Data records
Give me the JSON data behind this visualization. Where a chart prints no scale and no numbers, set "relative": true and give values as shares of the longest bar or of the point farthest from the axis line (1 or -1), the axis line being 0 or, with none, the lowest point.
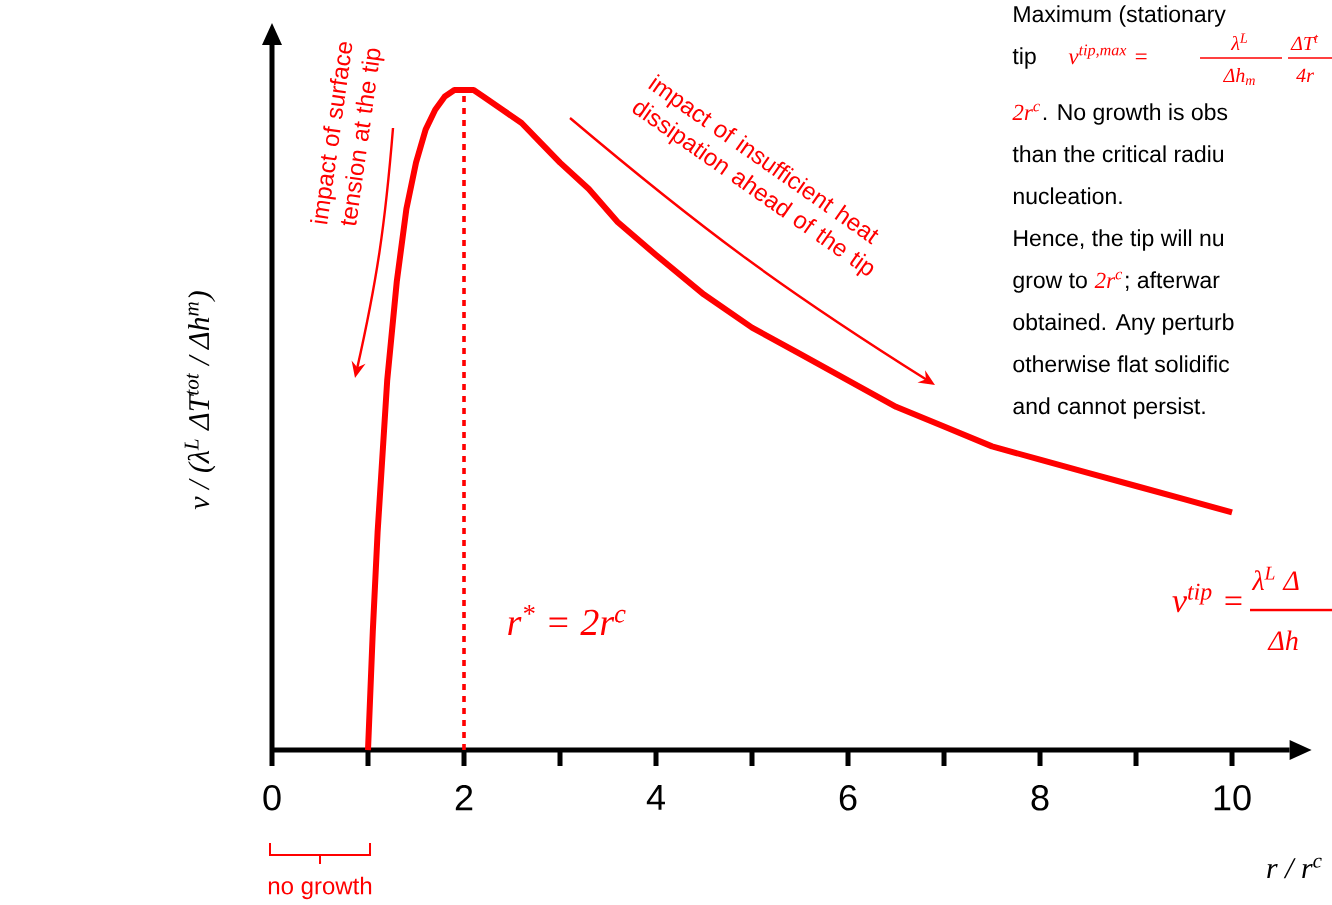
{
  "chart_data": {
    "type": "line",
    "relative": true,
    "xlabel": "r / r$^{c}$",
    "ylabel": "v / (λ$^{L}$ ΔT$^{tot}$ / Δh$^{m}$)",
    "x": [
      1,
      1.05,
      1.1,
      1.2,
      1.3,
      1.4,
      1.5,
      1.6,
      1.7,
      1.8,
      1.9,
      2,
      2.1,
      2.2,
      2.4,
      2.6,
      2.8,
      3,
      3.3,
      3.6,
      4,
      4.5,
      5,
      5.5,
      6,
      6.5,
      7,
      7.5,
      8,
      8.5,
      9,
      9.5,
      10
    ],
    "series": [
      {
        "color": "#ff0000",
        "values": [
          0,
          0.18,
          0.33,
          0.56,
          0.71,
          0.82,
          0.89,
          0.94,
          0.97,
          0.99,
          1,
          1,
          1,
          0.99,
          0.97,
          0.95,
          0.92,
          0.89,
          0.85,
          0.8,
          0.75,
          0.69,
          0.64,
          0.6,
          0.56,
          0.52,
          0.49,
          0.46,
          0.44,
          0.42,
          0.4,
          0.38,
          0.36
        ]
      }
    ],
    "xlim": [
      0,
      10.6
    ],
    "xticks": [
      0,
      {
        "value": 1,
        "label": null
      },
      2,
      {
        "value": 3,
        "label": null
      },
      4,
      {
        "value": 5,
        "label": null
      },
      6,
      {
        "value": 7,
        "label": null
      },
      8,
      {
        "value": 9,
        "label": null
      },
      10
    ],
    "ref_lines": [
      {
        "axis": "x",
        "value": 2,
        "label": "r$^{*}$ = 2r$^{c}$",
        "color": "#ff0000",
        "line_style": "dashed"
      }
    ],
    "line_style": "solid",
    "annotations": [
      "impact of surface tension at the tip",
      "impact of insufficient heat dissipation ahead of the tip",
      "no growth",
      "v$^{tip}$ =",
      "λ$^{L}$ Δ",
      "Δh",
      "Maximum (stationary",
      "tip",
      "v$^{tip,max}$ =",
      "λ$^{L}$",
      "Δh$_{m}$",
      "ΔT$^{t}$",
      "4r",
      "2r$^{c}$",
      ". No growth is obs",
      "than the critical radiu",
      "nucleation.",
      "Hence, the tip will nu",
      "grow to",
      "2r$^{c}$",
      "; afterwar",
      "obtained. Any perturb",
      "otherwise flat solidific",
      "and cannot persist."
    ]
  }
}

• THE TASK: Where a line holds "axis", copy that line.

• RESPONSE TO THE TASK:
Give me the JSON data behind this visualization. Where a chart prints no scale and no numbers, set "relative": true and give values as shares of the longest bar or of the point farthest from the axis line (1 or -1), the axis line being 0 or, with none, the lowest point.
        "axis": "x",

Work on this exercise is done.